━━ Information provided

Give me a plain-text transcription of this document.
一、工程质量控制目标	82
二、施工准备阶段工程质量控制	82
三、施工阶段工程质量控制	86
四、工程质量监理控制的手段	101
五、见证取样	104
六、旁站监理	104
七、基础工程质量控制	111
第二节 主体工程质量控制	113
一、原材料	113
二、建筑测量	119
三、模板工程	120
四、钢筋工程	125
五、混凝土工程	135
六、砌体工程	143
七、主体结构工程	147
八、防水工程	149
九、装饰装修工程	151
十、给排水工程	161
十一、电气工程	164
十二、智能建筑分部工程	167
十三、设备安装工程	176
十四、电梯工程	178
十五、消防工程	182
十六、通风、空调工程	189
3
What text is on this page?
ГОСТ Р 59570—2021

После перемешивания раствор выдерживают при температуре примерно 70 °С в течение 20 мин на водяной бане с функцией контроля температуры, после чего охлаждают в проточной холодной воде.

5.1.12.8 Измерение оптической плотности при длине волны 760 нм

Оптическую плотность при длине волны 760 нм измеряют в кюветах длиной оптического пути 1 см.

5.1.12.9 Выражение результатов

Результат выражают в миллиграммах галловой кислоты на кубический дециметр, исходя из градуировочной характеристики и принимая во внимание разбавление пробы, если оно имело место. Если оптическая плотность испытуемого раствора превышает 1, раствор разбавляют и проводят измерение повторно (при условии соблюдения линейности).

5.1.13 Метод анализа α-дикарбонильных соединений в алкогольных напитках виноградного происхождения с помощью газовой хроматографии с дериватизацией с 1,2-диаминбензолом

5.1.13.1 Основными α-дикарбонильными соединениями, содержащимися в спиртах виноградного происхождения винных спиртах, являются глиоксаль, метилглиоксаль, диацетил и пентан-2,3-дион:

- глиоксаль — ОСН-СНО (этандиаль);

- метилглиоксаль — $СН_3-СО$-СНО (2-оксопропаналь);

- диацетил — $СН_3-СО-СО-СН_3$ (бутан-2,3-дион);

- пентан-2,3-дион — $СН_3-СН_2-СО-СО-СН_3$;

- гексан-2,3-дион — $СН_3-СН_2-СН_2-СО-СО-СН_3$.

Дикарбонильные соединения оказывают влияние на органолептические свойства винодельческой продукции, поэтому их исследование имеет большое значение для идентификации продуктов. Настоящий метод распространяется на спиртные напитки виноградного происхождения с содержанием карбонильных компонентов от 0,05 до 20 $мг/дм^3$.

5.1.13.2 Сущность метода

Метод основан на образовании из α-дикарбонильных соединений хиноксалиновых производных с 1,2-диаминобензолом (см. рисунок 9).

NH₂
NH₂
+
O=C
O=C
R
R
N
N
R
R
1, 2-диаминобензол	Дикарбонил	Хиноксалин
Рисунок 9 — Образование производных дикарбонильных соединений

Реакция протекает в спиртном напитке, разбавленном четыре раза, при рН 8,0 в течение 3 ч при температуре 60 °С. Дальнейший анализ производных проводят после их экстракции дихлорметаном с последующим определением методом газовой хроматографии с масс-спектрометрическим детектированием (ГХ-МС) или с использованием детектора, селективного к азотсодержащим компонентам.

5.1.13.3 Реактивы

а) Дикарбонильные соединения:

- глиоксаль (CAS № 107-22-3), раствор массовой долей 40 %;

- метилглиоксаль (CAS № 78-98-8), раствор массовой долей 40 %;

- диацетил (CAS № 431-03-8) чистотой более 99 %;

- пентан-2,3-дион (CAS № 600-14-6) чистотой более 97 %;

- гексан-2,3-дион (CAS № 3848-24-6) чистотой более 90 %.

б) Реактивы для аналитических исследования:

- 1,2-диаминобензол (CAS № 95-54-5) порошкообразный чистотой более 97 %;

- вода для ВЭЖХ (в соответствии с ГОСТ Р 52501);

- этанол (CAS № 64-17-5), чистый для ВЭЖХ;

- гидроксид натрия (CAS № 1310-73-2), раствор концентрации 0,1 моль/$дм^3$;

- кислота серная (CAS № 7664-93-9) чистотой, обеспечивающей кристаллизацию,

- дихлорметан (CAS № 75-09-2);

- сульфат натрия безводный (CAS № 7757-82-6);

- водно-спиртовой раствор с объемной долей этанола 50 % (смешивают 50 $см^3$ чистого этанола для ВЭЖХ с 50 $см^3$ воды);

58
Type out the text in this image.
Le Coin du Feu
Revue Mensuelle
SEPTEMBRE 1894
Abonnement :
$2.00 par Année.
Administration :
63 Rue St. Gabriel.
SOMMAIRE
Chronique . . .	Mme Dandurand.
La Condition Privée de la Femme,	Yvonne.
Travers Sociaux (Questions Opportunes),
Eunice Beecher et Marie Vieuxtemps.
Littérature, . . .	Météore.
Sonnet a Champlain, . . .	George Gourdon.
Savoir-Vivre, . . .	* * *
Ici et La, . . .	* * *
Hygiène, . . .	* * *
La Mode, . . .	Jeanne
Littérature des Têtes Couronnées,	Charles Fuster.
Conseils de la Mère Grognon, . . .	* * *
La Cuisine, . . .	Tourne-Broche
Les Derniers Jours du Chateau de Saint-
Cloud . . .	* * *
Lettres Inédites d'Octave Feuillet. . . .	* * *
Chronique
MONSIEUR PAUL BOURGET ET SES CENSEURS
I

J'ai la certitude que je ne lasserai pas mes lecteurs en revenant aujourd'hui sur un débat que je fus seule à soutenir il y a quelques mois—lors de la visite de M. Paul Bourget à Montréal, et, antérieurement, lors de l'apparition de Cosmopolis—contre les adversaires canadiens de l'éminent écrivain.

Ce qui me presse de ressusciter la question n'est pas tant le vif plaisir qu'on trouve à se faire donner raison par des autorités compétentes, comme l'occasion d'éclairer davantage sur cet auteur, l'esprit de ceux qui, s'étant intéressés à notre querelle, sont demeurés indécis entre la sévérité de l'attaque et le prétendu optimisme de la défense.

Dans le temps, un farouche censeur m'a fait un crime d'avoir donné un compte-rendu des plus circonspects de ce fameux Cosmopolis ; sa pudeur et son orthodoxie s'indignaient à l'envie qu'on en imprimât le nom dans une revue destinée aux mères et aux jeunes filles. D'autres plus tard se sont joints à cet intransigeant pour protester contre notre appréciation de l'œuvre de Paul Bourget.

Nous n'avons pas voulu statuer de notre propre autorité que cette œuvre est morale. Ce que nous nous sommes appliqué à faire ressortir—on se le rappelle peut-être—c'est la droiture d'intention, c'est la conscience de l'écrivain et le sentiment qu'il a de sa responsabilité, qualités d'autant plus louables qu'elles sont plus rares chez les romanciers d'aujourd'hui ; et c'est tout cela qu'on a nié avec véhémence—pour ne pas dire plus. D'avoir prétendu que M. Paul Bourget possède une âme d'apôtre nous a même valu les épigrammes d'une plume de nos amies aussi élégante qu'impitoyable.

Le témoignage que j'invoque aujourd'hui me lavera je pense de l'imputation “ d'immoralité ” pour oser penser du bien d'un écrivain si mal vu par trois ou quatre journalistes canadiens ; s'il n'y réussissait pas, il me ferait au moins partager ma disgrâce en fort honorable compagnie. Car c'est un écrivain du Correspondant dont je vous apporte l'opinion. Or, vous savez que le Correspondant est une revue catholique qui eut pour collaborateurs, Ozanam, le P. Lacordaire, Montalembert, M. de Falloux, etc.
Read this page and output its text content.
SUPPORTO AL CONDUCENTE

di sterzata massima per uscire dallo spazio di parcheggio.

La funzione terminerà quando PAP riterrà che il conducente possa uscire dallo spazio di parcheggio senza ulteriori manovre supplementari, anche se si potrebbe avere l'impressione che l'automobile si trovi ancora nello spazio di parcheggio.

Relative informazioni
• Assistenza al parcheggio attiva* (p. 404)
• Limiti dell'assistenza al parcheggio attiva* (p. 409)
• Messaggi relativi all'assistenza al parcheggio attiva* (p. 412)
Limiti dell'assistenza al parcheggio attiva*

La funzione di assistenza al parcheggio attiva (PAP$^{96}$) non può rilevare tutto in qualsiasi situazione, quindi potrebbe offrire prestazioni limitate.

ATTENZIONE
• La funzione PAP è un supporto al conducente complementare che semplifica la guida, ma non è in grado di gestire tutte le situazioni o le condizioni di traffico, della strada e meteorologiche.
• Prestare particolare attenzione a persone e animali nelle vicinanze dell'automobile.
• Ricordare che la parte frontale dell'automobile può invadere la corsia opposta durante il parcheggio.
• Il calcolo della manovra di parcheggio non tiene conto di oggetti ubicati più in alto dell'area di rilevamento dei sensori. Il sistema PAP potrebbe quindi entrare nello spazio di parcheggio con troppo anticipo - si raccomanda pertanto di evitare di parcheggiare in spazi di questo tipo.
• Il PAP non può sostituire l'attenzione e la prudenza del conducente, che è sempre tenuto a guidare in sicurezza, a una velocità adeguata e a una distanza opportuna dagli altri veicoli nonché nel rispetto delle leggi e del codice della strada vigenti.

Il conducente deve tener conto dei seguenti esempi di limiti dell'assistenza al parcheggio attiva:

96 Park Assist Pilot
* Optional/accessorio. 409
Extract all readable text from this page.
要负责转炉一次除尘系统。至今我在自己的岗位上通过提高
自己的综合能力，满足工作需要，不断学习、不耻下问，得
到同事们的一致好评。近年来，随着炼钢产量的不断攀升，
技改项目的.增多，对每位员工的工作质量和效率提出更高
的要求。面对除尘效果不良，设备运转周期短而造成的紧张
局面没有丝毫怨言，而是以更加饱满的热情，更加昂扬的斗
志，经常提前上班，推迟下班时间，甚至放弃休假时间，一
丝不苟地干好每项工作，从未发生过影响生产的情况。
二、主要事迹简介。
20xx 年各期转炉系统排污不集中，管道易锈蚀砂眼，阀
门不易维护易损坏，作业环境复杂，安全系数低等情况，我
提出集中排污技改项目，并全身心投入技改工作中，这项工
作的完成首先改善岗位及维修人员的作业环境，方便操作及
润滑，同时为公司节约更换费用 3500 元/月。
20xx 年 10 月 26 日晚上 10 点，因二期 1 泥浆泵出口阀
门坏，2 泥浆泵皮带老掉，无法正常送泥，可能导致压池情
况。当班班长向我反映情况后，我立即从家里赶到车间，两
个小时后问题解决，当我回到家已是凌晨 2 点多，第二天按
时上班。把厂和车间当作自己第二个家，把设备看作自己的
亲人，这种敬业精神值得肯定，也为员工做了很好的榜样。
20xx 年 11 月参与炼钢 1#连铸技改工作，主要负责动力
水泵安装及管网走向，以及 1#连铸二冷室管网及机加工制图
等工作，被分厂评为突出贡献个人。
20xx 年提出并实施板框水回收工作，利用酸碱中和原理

━━━━

Tell how many lines in the material above include the word "гексан", giving the number only.

2